[RECORD EXCERPTS start]
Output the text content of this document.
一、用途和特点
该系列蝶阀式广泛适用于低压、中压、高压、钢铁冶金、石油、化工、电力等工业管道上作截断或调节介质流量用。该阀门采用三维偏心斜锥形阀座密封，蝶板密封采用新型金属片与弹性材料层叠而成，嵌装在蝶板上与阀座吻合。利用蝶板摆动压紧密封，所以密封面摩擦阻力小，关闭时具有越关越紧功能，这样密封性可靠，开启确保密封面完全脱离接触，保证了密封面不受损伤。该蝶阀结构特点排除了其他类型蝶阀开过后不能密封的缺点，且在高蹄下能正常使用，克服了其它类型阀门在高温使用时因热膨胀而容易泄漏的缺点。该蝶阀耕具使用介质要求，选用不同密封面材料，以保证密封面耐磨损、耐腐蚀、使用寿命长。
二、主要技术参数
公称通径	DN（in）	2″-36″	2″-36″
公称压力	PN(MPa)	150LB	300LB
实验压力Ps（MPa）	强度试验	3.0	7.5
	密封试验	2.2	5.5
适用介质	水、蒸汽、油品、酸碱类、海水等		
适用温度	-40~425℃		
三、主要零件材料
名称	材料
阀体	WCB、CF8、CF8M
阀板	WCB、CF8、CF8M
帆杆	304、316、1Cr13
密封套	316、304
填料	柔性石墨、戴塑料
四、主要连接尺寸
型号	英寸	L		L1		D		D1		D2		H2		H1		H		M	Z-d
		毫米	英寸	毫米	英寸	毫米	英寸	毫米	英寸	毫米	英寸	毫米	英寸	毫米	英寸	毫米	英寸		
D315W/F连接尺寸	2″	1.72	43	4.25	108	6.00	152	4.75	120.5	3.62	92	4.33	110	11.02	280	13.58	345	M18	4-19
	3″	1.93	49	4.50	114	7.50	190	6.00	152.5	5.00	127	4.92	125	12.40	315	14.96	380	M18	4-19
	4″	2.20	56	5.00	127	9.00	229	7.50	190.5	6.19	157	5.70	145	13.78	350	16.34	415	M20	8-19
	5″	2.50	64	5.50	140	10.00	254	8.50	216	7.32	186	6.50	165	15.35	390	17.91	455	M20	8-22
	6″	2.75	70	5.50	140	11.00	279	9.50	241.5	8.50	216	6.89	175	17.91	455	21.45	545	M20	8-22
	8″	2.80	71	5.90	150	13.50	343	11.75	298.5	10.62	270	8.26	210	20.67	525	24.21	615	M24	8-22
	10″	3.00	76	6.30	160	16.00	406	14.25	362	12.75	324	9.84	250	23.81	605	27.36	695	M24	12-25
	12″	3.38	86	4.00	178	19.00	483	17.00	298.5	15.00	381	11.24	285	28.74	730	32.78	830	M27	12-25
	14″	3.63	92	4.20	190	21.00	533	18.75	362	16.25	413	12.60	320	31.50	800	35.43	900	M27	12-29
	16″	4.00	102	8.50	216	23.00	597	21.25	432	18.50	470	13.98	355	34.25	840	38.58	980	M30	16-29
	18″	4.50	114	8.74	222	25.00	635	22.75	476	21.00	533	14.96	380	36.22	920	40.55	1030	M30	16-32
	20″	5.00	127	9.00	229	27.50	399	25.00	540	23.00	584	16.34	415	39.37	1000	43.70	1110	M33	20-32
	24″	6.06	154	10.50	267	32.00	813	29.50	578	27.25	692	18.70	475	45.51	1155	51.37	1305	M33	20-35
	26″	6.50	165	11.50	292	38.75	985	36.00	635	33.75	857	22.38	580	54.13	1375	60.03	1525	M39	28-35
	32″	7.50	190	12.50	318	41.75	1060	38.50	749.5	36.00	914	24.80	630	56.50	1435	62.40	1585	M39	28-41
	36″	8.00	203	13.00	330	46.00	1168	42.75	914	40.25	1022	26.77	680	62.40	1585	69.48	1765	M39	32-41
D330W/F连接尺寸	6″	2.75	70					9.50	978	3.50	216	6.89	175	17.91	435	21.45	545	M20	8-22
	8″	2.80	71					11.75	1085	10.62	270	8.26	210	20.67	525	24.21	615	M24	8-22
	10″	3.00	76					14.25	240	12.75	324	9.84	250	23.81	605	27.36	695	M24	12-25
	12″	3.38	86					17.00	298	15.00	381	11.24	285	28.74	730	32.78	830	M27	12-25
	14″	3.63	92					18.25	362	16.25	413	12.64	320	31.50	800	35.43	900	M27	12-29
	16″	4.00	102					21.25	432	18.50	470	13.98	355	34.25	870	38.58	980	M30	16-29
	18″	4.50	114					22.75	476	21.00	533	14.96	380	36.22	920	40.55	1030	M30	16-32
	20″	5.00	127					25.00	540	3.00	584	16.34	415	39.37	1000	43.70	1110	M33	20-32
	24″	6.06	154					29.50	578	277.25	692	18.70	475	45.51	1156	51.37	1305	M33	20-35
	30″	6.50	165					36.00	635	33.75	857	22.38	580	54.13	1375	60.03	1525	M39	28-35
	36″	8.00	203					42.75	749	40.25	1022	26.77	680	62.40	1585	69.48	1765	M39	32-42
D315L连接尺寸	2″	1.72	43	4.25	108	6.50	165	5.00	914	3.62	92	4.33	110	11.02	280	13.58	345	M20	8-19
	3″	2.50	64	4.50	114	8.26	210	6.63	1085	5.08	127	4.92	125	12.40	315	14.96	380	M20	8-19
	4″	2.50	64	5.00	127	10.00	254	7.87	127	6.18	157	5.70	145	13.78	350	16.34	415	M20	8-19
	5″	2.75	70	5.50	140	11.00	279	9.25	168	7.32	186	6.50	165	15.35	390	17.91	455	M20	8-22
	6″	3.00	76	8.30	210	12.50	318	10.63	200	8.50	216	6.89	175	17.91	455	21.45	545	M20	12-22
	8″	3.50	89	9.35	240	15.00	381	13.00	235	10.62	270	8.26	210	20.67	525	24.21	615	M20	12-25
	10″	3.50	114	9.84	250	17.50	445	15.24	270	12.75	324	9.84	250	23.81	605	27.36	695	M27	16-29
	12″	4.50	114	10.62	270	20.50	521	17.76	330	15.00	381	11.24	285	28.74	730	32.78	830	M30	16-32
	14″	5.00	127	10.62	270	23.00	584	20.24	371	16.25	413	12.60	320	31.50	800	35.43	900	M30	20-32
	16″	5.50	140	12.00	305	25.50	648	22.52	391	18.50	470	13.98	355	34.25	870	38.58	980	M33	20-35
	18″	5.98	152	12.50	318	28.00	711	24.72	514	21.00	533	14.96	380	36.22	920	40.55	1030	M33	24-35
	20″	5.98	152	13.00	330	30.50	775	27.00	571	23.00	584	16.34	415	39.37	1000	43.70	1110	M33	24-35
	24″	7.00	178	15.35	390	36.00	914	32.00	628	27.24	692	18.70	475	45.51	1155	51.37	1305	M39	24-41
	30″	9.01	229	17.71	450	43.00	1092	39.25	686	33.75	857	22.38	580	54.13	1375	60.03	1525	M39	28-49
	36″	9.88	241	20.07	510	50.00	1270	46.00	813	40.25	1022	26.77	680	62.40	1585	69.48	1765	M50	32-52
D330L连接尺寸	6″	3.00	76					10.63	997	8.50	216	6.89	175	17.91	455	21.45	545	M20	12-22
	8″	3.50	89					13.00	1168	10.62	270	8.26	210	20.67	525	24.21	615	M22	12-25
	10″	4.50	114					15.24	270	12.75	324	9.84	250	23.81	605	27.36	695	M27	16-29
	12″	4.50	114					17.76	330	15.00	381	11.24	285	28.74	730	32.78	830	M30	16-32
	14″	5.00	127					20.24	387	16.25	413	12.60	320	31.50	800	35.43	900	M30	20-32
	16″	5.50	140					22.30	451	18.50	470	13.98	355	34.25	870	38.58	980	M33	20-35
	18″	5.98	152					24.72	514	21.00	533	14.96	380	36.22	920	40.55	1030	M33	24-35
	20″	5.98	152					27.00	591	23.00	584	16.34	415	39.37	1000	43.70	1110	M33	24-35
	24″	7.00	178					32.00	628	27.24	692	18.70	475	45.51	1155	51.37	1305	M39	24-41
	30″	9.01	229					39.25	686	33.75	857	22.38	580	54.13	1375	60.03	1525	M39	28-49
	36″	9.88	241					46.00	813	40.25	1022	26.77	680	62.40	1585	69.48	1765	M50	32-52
[RECORD EXCERPTS end]
PROBLEM
Pull out every line of the records that includes the string "F连接尺寸".

ANSWER BELOW
D315W/F连接尺寸	2″	1.72	43	4.25	108	6.00	152	4.75	120.5	3.62	92	4.33	110	11.02	280	13.58	345	M18	4-19
D330W/F连接尺寸	6″	2.75	70					9.50	978	3.50	216	6.89	175	17.91	435	21.45	545	M20	8-22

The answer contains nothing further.